# GIVEN PROBLEM:
Collect all lines below with the string "speed".

# SUPPLIED ENTRIES:
** START **

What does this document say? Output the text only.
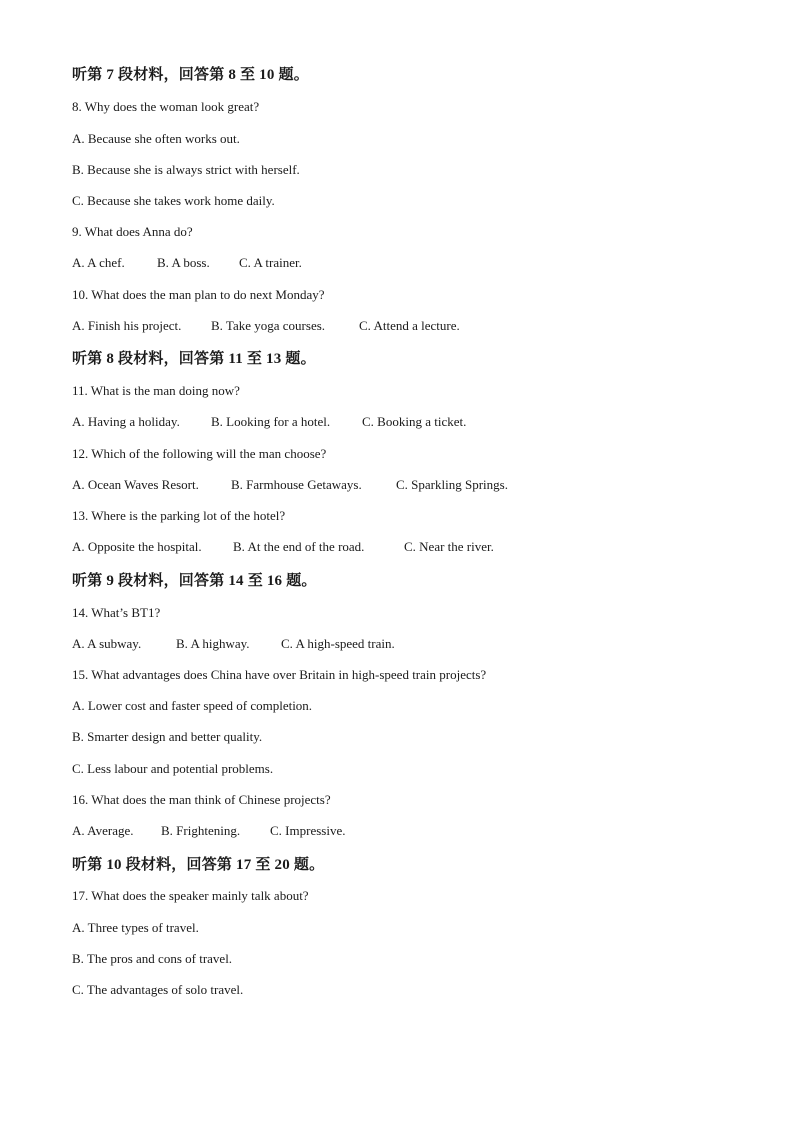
听第 7 段材料，回答第 8 至 10 题。
8. Why does the woman look great?
A. Because she often works out.
B. Because she is always strict with herself.
C. Because she takes work home daily.
9. What does Anna do?
A. A chef. B. A boss. C. A trainer.
10. What does the man plan to do next Monday?
A. Finish his project. B. Take yoga courses.	C. Attend a lecture.
听第 8 段材料，回答第 11 至 13 题。
11. What is the man doing now?
A. Having a holiday. B. Looking for a hotel. C. Booking a ticket.
12. Which of the following will the man choose?
A. Ocean Waves Resort. B. Farmhouse Getaways.	C. Sparkling Springs.
13. Where is the parking lot of the hotel?
A. Opposite the hospital. B. At the end of the road.	C. Near the river.
听第 9 段材料，回答第 14 至 16 题。
14. What’s BT1?
A. A subway.	B. A highway. C. A high-speed train.
15. What advantages does China have over Britain in high-speed train projects?
A. Lower cost and faster speed of completion.
B. Smarter design and better quality.
C. Less labour and potential problems.
16. What does the man think of Chinese projects?
A. Average. B. Frightening. C. Impressive.
听第 10 段材料，回答第 17 至 20 题。
17. What does the speaker mainly talk about?
A. Three types of travel.
B. The pros and cons of travel.
C. The advantages of solo travel.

** END **

# FINISHED ANSWER:
A. A subway.	B. A highway. C. A high-speed train.
15. What advantages does China have over Britain in high-speed train projects?
A. Lower cost and faster speed of completion.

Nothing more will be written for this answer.